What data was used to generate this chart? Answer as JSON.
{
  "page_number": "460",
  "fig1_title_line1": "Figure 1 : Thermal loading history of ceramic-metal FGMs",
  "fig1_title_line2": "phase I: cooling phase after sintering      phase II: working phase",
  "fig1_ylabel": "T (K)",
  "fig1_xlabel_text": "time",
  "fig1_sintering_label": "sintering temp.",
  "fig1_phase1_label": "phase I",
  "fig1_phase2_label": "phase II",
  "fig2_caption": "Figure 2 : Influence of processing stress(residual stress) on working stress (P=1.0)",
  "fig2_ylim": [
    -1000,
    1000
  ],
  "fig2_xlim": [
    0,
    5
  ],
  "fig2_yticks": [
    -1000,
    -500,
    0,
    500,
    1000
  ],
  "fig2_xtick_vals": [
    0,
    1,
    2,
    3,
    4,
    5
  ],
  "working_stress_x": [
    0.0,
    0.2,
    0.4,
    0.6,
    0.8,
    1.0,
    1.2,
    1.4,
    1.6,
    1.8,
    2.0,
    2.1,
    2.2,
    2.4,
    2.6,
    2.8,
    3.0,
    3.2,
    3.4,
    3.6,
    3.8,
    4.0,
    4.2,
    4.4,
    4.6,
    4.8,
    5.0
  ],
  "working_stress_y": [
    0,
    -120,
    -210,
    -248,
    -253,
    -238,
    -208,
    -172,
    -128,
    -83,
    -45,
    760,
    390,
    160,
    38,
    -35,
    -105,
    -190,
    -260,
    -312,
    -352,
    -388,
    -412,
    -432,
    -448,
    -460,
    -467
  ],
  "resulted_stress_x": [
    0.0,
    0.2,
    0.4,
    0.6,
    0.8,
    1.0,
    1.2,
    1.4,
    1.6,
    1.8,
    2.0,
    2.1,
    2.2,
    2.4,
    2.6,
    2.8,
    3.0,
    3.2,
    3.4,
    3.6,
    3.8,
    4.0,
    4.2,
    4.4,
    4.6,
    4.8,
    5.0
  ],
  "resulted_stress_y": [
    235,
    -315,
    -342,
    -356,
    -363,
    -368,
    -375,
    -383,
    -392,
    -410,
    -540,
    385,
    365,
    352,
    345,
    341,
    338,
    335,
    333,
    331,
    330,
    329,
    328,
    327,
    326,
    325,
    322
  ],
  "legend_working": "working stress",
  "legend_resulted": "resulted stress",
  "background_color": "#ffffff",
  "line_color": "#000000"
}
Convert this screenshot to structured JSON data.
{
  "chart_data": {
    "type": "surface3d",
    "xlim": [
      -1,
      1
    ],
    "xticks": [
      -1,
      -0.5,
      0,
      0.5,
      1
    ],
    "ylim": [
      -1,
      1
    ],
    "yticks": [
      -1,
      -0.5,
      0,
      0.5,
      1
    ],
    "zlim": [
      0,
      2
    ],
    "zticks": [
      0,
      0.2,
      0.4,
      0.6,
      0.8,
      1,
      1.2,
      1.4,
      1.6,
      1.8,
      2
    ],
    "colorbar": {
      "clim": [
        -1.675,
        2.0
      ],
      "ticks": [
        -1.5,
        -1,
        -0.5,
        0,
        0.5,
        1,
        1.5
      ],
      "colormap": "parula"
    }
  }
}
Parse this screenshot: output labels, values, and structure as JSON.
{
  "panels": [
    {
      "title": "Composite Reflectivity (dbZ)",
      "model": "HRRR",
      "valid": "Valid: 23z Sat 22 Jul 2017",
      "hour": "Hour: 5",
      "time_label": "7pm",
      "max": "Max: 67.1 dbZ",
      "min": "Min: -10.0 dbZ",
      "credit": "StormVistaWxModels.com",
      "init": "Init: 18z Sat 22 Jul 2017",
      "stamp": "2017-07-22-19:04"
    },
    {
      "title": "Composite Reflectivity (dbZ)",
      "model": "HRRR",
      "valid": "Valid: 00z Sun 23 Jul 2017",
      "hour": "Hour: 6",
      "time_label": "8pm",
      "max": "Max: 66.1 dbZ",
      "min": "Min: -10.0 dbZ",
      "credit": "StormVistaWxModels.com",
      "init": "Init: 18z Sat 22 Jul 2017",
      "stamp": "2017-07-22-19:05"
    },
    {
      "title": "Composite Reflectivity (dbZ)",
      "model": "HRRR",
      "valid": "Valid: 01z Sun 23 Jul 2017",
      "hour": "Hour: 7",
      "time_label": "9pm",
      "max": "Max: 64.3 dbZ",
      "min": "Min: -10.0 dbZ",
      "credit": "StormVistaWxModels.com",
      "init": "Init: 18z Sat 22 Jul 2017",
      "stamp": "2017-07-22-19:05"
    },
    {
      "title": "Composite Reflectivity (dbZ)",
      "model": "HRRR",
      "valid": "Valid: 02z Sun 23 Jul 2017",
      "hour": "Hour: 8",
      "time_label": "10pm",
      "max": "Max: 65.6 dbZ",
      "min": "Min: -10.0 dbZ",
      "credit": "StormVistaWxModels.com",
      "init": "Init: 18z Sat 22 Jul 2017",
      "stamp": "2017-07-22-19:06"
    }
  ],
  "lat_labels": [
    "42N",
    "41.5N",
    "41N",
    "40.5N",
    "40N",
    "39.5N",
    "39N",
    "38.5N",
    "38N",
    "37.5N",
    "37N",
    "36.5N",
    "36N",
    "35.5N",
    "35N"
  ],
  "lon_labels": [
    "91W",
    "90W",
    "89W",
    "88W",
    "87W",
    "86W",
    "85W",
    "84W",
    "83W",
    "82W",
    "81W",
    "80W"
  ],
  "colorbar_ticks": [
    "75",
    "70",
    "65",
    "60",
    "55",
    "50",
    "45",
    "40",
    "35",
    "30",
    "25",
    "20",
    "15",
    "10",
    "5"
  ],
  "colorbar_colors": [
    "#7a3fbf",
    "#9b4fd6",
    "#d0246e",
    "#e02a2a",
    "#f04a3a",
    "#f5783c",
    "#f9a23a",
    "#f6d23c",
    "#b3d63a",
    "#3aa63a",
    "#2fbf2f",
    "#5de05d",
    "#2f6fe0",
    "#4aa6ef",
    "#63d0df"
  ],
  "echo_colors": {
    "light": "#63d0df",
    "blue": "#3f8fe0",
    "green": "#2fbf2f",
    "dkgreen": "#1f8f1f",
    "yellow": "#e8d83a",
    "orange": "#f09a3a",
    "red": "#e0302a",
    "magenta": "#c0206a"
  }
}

- Written instruction: Quote the listing in full, please, keeping every line exact.

- Result of the task:
What data was used to generate this chart? Answer as JSON.
{
  "page_number": "460",
  "fig1_title_line1": "Figure 1 : Thermal loading history of ceramic-metal FGMs",
  "fig1_title_line2": "phase I: cooling phase after sintering      phase II: working phase",
  "fig1_ylabel": "T (K)",
  "fig1_xlabel_text": "time",
  "fig1_sintering_label": "sintering temp.",
  "fig1_phase1_label": "phase I",
  "fig1_phase2_label": "phase II",
  "fig2_caption": "Figure 2 : Influence of processing stress(residual stress) on working stress (P=1.0)",
  "fig2_ylim": [
    -1000,
    1000
  ],
  "fig2_xlim": [
    0,
    5
  ],
  "fig2_yticks": [
    -1000,
    -500,
    0,
    500,
    1000
  ],
  "fig2_xtick_vals": [
    0,
    1,
    2,
    3,
    4,
    5
  ],
  "working_stress_x": [
    0.0,
    0.2,
    0.4,
    0.6,
    0.8,
    1.0,
    1.2,
    1.4,
    1.6,
    1.8,
    2.0,
    2.1,
    2.2,
    2.4,
    2.6,
    2.8,
    3.0,
    3.2,
    3.4,
    3.6,
    3.8,
    4.0,
    4.2,
    4.4,
    4.6,
    4.8,
    5.0
  ],
  "working_stress_y": [
    0,
    -120,
    -210,
    -248,
    -253,
    -238,
    -208,
    -172,
    -128,
    -83,
    -45,
    760,
    390,
    160,
    38,
    -35,
    -105,
    -190,
    -260,
    -312,
    -352,
    -388,
    -412,
    -432,
    -448,
    -460,
    -467
  ],
  "resulted_stress_x": [
    0.0,
    0.2,
    0.4,
    0.6,
    0.8,
    1.0,
    1.2,
    1.4,
    1.6,
    1.8,
    2.0,
    2.1,
    2.2,
    2.4,
    2.6,
    2.8,
    3.0,
    3.2,
    3.4,
    3.6,
    3.8,
    4.0,
    4.2,
    4.4,
    4.6,
    4.8,
    5.0
  ],
  "resulted_stress_y": [
    235,
    -315,
    -342,
    -356,
    -363,
    -368,
    -375,
    -383,
    -392,
    -410,
    -540,
    385,
    365,
    352,
    345,
    341,
    338,
    335,
    333,
    331,
    330,
    329,
    328,
    327,
    326,
    325,
    322
  ],
  "legend_working": "working stress",
  "legend_resulted": "resulted stress",
  "background_color": "#ffffff",
  "line_color": "#000000"
}
Convert this screenshot to structured JSON data.
{
  "chart_data": {
    "type": "surface3d",
    "xlim": [
      -1,
      1
    ],
    "xticks": [
      -1,
      -0.5,
      0,
      0.5,
      1
    ],
    "ylim": [
      -1,
      1
    ],
    "yticks": [
      -1,
      -0.5,
      0,
      0.5,
      1
    ],
    "zlim": [
      0,
      2
    ],
    "zticks": [
      0,
      0.2,
      0.4,
      0.6,
      0.8,
      1,
      1.2,
      1.4,
      1.6,
      1.8,
      2
    ],
    "colorbar": {
      "clim": [
        -1.675,
        2.0
      ],
      "ticks": [
        -1.5,
        -1,
        -0.5,
        0,
        0.5,
        1,
        1.5
      ],
      "colormap": "parula"
    }
  }
}
Parse this screenshot: output labels, values, and structure as JSON.
{
  "panels": [
    {
      "title": "Composite Reflectivity (dbZ)",
      "model": "HRRR",
      "valid": "Valid: 23z Sat 22 Jul 2017",
      "hour": "Hour: 5",
      "time_label": "7pm",
      "max": "Max: 67.1 dbZ",
      "min": "Min: -10.0 dbZ",
      "credit": "StormVistaWxModels.com",
      "init": "Init: 18z Sat 22 Jul 2017",
      "stamp": "2017-07-22-19:04"
    },
    {
      "title": "Composite Reflectivity (dbZ)",
      "model": "HRRR",
      "valid": "Valid: 00z Sun 23 Jul 2017",
      "hour": "Hour: 6",
      "time_label": "8pm",
      "max": "Max: 66.1 dbZ",
      "min": "Min: -10.0 dbZ",
      "credit": "StormVistaWxModels.com",
      "init": "Init: 18z Sat 22 Jul 2017",
      "stamp": "2017-07-22-19:05"
    },
    {
      "title": "Composite Reflectivity (dbZ)",
      "model": "HRRR",
      "valid": "Valid: 01z Sun 23 Jul 2017",
      "hour": "Hour: 7",
      "time_label": "9pm",
      "max": "Max: 64.3 dbZ",
      "min": "Min: -10.0 dbZ",
      "credit": "StormVistaWxModels.com",
      "init": "Init: 18z Sat 22 Jul 2017",
      "stamp": "2017-07-22-19:05"
    },
    {
      "title": "Composite Reflectivity (dbZ)",
      "model": "HRRR",
      "valid": "Valid: 02z Sun 23 Jul 2017",
      "hour": "Hour: 8",
      "time_label": "10pm",
      "max": "Max: 65.6 dbZ",
      "min": "Min: -10.0 dbZ",
      "credit": "StormVistaWxModels.com",
      "init": "Init: 18z Sat 22 Jul 2017",
      "stamp": "2017-07-22-19:06"
    }
  ],
  "lat_labels": [
    "42N",
    "41.5N",
    "41N",
    "40.5N",
    "40N",
    "39.5N",
    "39N",
    "38.5N",
    "38N",
    "37.5N",
    "37N",
    "36.5N",
    "36N",
    "35.5N",
    "35N"
  ],
  "lon_labels": [
    "91W",
    "90W",
    "89W",
    "88W",
    "87W",
    "86W",
    "85W",
    "84W",
    "83W",
    "82W",
    "81W",
    "80W"
  ],
  "colorbar_ticks": [
    "75",
    "70",
    "65",
    "60",
    "55",
    "50",
    "45",
    "40",
    "35",
    "30",
    "25",
    "20",
    "15",
    "10",
    "5"
  ],
  "colorbar_colors": [
    "#7a3fbf",
    "#9b4fd6",
    "#d0246e",
    "#e02a2a",
    "#f04a3a",
    "#f5783c",
    "#f9a23a",
    "#f6d23c",
    "#b3d63a",
    "#3aa63a",
    "#2fbf2f",
    "#5de05d",
    "#2f6fe0",
    "#4aa6ef",
    "#63d0df"
  ],
  "echo_colors": {
    "light": "#63d0df",
    "blue": "#3f8fe0",
    "green": "#2fbf2f",
    "dkgreen": "#1f8f1f",
    "yellow": "#e8d83a",
    "orange": "#f09a3a",
    "red": "#e0302a",
    "magenta": "#c0206a"
  }
}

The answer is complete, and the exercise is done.